_Given task_
Rewrite the items below, substituting "source-line" for every occurrence of "code-line" and leaving everything else unchanged.

_Material for this exercise_
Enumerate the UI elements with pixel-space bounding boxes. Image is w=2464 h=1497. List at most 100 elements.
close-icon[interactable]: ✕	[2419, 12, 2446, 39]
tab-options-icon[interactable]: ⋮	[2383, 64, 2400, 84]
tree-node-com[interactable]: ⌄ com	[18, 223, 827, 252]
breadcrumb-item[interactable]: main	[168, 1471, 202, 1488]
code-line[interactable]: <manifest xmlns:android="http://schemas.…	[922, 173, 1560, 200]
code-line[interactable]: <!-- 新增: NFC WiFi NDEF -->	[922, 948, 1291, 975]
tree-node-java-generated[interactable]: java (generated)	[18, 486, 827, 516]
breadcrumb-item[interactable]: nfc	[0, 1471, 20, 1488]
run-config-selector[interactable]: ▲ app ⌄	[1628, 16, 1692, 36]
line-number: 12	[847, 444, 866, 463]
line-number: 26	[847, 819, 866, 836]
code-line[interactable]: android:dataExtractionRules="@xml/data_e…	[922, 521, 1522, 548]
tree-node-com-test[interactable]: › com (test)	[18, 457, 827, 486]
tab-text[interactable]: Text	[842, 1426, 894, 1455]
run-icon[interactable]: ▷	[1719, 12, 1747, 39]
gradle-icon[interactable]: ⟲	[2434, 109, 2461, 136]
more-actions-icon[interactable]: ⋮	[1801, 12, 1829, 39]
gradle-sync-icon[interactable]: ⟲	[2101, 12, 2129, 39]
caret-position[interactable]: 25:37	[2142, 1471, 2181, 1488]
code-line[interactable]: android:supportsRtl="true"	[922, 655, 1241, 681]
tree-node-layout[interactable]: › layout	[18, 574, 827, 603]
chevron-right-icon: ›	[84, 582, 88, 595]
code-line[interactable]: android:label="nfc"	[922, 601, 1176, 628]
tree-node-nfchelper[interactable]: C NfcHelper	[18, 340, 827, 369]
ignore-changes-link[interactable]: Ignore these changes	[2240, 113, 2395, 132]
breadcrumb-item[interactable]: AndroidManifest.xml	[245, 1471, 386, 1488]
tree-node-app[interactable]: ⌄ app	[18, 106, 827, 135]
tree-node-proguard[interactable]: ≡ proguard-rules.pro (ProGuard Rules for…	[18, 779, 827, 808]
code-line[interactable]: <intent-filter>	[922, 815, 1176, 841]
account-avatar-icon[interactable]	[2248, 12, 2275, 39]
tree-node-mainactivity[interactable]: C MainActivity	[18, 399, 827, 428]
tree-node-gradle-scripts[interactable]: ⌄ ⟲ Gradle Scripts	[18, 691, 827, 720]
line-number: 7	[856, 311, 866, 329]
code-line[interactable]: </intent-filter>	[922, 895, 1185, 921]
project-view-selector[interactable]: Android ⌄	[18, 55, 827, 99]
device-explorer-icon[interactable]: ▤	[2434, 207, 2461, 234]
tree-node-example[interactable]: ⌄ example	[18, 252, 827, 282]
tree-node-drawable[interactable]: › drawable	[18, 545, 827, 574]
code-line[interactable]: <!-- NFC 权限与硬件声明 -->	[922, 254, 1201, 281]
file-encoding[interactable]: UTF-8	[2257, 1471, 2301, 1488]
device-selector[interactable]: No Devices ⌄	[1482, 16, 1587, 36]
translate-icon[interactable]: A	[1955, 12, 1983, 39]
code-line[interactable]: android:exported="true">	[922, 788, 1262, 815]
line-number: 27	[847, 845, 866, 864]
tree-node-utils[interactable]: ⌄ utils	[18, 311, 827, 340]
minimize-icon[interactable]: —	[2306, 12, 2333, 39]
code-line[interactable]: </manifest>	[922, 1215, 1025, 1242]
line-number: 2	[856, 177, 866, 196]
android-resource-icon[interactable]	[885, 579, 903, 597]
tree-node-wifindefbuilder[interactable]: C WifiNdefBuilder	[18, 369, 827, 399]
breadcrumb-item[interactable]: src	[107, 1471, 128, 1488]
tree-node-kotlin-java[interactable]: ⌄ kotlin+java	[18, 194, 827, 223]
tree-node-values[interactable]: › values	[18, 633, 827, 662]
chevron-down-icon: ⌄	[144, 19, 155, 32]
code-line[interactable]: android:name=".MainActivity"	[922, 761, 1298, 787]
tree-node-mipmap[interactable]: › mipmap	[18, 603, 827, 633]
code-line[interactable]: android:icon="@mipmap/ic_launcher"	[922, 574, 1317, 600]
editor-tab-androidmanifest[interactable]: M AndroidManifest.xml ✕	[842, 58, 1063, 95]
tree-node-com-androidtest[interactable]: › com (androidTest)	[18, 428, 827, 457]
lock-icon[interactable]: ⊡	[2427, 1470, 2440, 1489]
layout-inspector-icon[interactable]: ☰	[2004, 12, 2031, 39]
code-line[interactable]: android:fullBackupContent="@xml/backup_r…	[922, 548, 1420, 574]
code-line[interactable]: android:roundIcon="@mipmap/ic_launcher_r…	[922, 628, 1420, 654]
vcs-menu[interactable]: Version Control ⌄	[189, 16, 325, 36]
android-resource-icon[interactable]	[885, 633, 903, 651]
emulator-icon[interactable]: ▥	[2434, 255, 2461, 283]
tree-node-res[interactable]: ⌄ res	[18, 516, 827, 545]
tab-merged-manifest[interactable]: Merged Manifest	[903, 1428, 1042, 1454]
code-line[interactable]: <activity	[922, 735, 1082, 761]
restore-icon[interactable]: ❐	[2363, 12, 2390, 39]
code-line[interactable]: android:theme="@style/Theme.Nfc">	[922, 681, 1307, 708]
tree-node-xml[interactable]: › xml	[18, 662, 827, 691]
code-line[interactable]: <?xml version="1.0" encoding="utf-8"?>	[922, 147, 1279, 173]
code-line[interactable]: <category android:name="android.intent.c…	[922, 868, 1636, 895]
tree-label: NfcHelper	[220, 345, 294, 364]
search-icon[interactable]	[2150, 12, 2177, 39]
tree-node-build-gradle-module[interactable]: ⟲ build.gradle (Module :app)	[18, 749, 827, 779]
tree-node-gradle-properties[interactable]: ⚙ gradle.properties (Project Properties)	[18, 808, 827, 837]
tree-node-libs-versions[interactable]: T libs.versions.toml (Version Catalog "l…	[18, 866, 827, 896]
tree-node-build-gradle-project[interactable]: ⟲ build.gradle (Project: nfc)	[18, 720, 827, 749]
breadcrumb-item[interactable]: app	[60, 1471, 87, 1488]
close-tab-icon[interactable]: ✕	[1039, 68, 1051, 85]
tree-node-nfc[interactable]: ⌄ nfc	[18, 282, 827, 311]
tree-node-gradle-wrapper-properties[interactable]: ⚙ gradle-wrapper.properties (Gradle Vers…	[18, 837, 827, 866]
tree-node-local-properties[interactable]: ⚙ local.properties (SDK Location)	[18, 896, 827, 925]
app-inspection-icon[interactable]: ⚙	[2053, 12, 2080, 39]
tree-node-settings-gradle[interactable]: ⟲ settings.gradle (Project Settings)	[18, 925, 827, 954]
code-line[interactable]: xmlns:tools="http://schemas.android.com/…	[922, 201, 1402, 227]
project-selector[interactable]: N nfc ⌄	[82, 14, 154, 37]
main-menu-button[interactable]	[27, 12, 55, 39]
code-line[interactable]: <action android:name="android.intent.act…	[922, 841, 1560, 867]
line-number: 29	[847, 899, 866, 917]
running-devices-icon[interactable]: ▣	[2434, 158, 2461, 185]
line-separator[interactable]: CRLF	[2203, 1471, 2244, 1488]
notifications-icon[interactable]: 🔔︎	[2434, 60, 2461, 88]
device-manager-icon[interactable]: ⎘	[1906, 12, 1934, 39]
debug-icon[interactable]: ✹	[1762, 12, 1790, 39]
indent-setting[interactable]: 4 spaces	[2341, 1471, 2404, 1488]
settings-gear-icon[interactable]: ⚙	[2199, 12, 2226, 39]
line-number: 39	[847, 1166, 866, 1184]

_Final answer_
Enumerate the UI elements with pixel-space bounding boxes. Image is w=2464 h=1497. List at most 100 elements.
close-icon[interactable]: ✕	[2419, 12, 2446, 39]
tab-options-icon[interactable]: ⋮	[2383, 64, 2400, 84]
tree-node-com[interactable]: ⌄ com	[18, 223, 827, 252]
breadcrumb-item[interactable]: main	[168, 1471, 202, 1488]
source-line[interactable]: <manifest xmlns:android="http://schemas.…	[922, 173, 1560, 200]
source-line[interactable]: <!-- 新增: NFC WiFi NDEF -->	[922, 948, 1291, 975]
tree-node-java-generated[interactable]: java (generated)	[18, 486, 827, 516]
breadcrumb-item[interactable]: nfc	[0, 1471, 20, 1488]
run-config-selector[interactable]: ▲ app ⌄	[1628, 16, 1692, 36]
line-number: 12	[847, 444, 866, 463]
line-number: 26	[847, 819, 866, 836]
source-line[interactable]: android:dataExtractionRules="@xml/data_e…	[922, 521, 1522, 548]
tree-node-com-test[interactable]: › com (test)	[18, 457, 827, 486]
tab-text[interactable]: Text	[842, 1426, 894, 1455]
run-icon[interactable]: ▷	[1719, 12, 1747, 39]
gradle-icon[interactable]: ⟲	[2434, 109, 2461, 136]
more-actions-icon[interactable]: ⋮	[1801, 12, 1829, 39]
gradle-sync-icon[interactable]: ⟲	[2101, 12, 2129, 39]
caret-position[interactable]: 25:37	[2142, 1471, 2181, 1488]
source-line[interactable]: android:supportsRtl="true"	[922, 655, 1241, 681]
tree-node-layout[interactable]: › layout	[18, 574, 827, 603]
chevron-right-icon: ›	[84, 582, 88, 595]
source-line[interactable]: android:label="nfc"	[922, 601, 1176, 628]
tree-node-nfchelper[interactable]: C NfcHelper	[18, 340, 827, 369]
ignore-changes-link[interactable]: Ignore these changes	[2240, 113, 2395, 132]
breadcrumb-item[interactable]: AndroidManifest.xml	[245, 1471, 386, 1488]
tree-node-app[interactable]: ⌄ app	[18, 106, 827, 135]
tree-node-proguard[interactable]: ≡ proguard-rules.pro (ProGuard Rules for…	[18, 779, 827, 808]
source-line[interactable]: <intent-filter>	[922, 815, 1176, 841]
account-avatar-icon[interactable]	[2248, 12, 2275, 39]
tree-node-mainactivity[interactable]: C MainActivity	[18, 399, 827, 428]
tree-node-gradle-scripts[interactable]: ⌄ ⟲ Gradle Scripts	[18, 691, 827, 720]
line-number: 7	[856, 311, 866, 329]
source-line[interactable]: </intent-filter>	[922, 895, 1185, 921]
project-view-selector[interactable]: Android ⌄	[18, 55, 827, 99]
device-explorer-icon[interactable]: ▤	[2434, 207, 2461, 234]
tree-node-example[interactable]: ⌄ example	[18, 252, 827, 282]
tree-node-drawable[interactable]: › drawable	[18, 545, 827, 574]
source-line[interactable]: <!-- NFC 权限与硬件声明 -->	[922, 254, 1201, 281]
file-encoding[interactable]: UTF-8	[2257, 1471, 2301, 1488]
device-selector[interactable]: No Devices ⌄	[1482, 16, 1587, 36]
translate-icon[interactable]: A	[1955, 12, 1983, 39]
source-line[interactable]: android:exported="true">	[922, 788, 1262, 815]
line-number: 27	[847, 845, 866, 864]
tree-node-utils[interactable]: ⌄ utils	[18, 311, 827, 340]
minimize-icon[interactable]: —	[2306, 12, 2333, 39]
source-line[interactable]: </manifest>	[922, 1215, 1025, 1242]
line-number: 2	[856, 177, 866, 196]
android-resource-icon[interactable]	[885, 579, 903, 597]
tree-node-wifindefbuilder[interactable]: C WifiNdefBuilder	[18, 369, 827, 399]
breadcrumb-item[interactable]: src	[107, 1471, 128, 1488]
tree-node-kotlin-java[interactable]: ⌄ kotlin+java	[18, 194, 827, 223]
tree-node-values[interactable]: › values	[18, 633, 827, 662]
chevron-down-icon: ⌄	[144, 19, 155, 32]
source-line[interactable]: android:name=".MainActivity"	[922, 761, 1298, 787]
tree-node-mipmap[interactable]: › mipmap	[18, 603, 827, 633]
source-line[interactable]: android:icon="@mipmap/ic_launcher"	[922, 574, 1317, 600]
editor-tab-androidmanifest[interactable]: M AndroidManifest.xml ✕	[842, 58, 1063, 95]
tree-node-com-androidtest[interactable]: › com (androidTest)	[18, 428, 827, 457]
lock-icon[interactable]: ⊡	[2427, 1470, 2440, 1489]
layout-inspector-icon[interactable]: ☰	[2004, 12, 2031, 39]
source-line[interactable]: android:fullBackupContent="@xml/backup_r…	[922, 548, 1420, 574]
source-line[interactable]: android:roundIcon="@mipmap/ic_launcher_r…	[922, 628, 1420, 654]
vcs-menu[interactable]: Version Control ⌄	[189, 16, 325, 36]
android-resource-icon[interactable]	[885, 633, 903, 651]
emulator-icon[interactable]: ▥	[2434, 255, 2461, 283]
tree-node-res[interactable]: ⌄ res	[18, 516, 827, 545]
tab-merged-manifest[interactable]: Merged Manifest	[903, 1428, 1042, 1454]
source-line[interactable]: <activity	[922, 735, 1082, 761]
restore-icon[interactable]: ❐	[2363, 12, 2390, 39]
source-line[interactable]: android:theme="@style/Theme.Nfc">	[922, 681, 1307, 708]
tree-node-xml[interactable]: › xml	[18, 662, 827, 691]
source-line[interactable]: <?xml version="1.0" encoding="utf-8"?>	[922, 147, 1279, 173]
source-line[interactable]: <category android:name="android.intent.c…	[922, 868, 1636, 895]
tree-label: NfcHelper	[220, 345, 294, 364]
search-icon[interactable]	[2150, 12, 2177, 39]
tree-node-build-gradle-module[interactable]: ⟲ build.gradle (Module :app)	[18, 749, 827, 779]
tree-node-gradle-properties[interactable]: ⚙ gradle.properties (Project Properties)	[18, 808, 827, 837]
tree-node-libs-versions[interactable]: T libs.versions.toml (Version Catalog "l…	[18, 866, 827, 896]
tree-node-build-gradle-project[interactable]: ⟲ build.gradle (Project: nfc)	[18, 720, 827, 749]
breadcrumb-item[interactable]: app	[60, 1471, 87, 1488]
close-tab-icon[interactable]: ✕	[1039, 68, 1051, 85]
tree-node-nfc[interactable]: ⌄ nfc	[18, 282, 827, 311]
tree-node-gradle-wrapper-properties[interactable]: ⚙ gradle-wrapper.properties (Gradle Vers…	[18, 837, 827, 866]
tree-node-local-properties[interactable]: ⚙ local.properties (SDK Location)	[18, 896, 827, 925]
app-inspection-icon[interactable]: ⚙	[2053, 12, 2080, 39]
tree-node-settings-gradle[interactable]: ⟲ settings.gradle (Project Settings)	[18, 925, 827, 954]
source-line[interactable]: xmlns:tools="http://schemas.android.com/…	[922, 201, 1402, 227]
project-selector[interactable]: N nfc ⌄	[82, 14, 154, 37]
main-menu-button[interactable]	[27, 12, 55, 39]
source-line[interactable]: <action android:name="android.intent.act…	[922, 841, 1560, 867]
line-number: 29	[847, 899, 866, 917]
running-devices-icon[interactable]: ▣	[2434, 158, 2461, 185]
line-separator[interactable]: CRLF	[2203, 1471, 2244, 1488]
notifications-icon[interactable]: 🔔︎	[2434, 60, 2461, 88]
device-manager-icon[interactable]: ⎘	[1906, 12, 1934, 39]
debug-icon[interactable]: ✹	[1762, 12, 1790, 39]
indent-setting[interactable]: 4 spaces	[2341, 1471, 2404, 1488]
settings-gear-icon[interactable]: ⚙	[2199, 12, 2226, 39]
line-number: 39	[847, 1166, 866, 1184]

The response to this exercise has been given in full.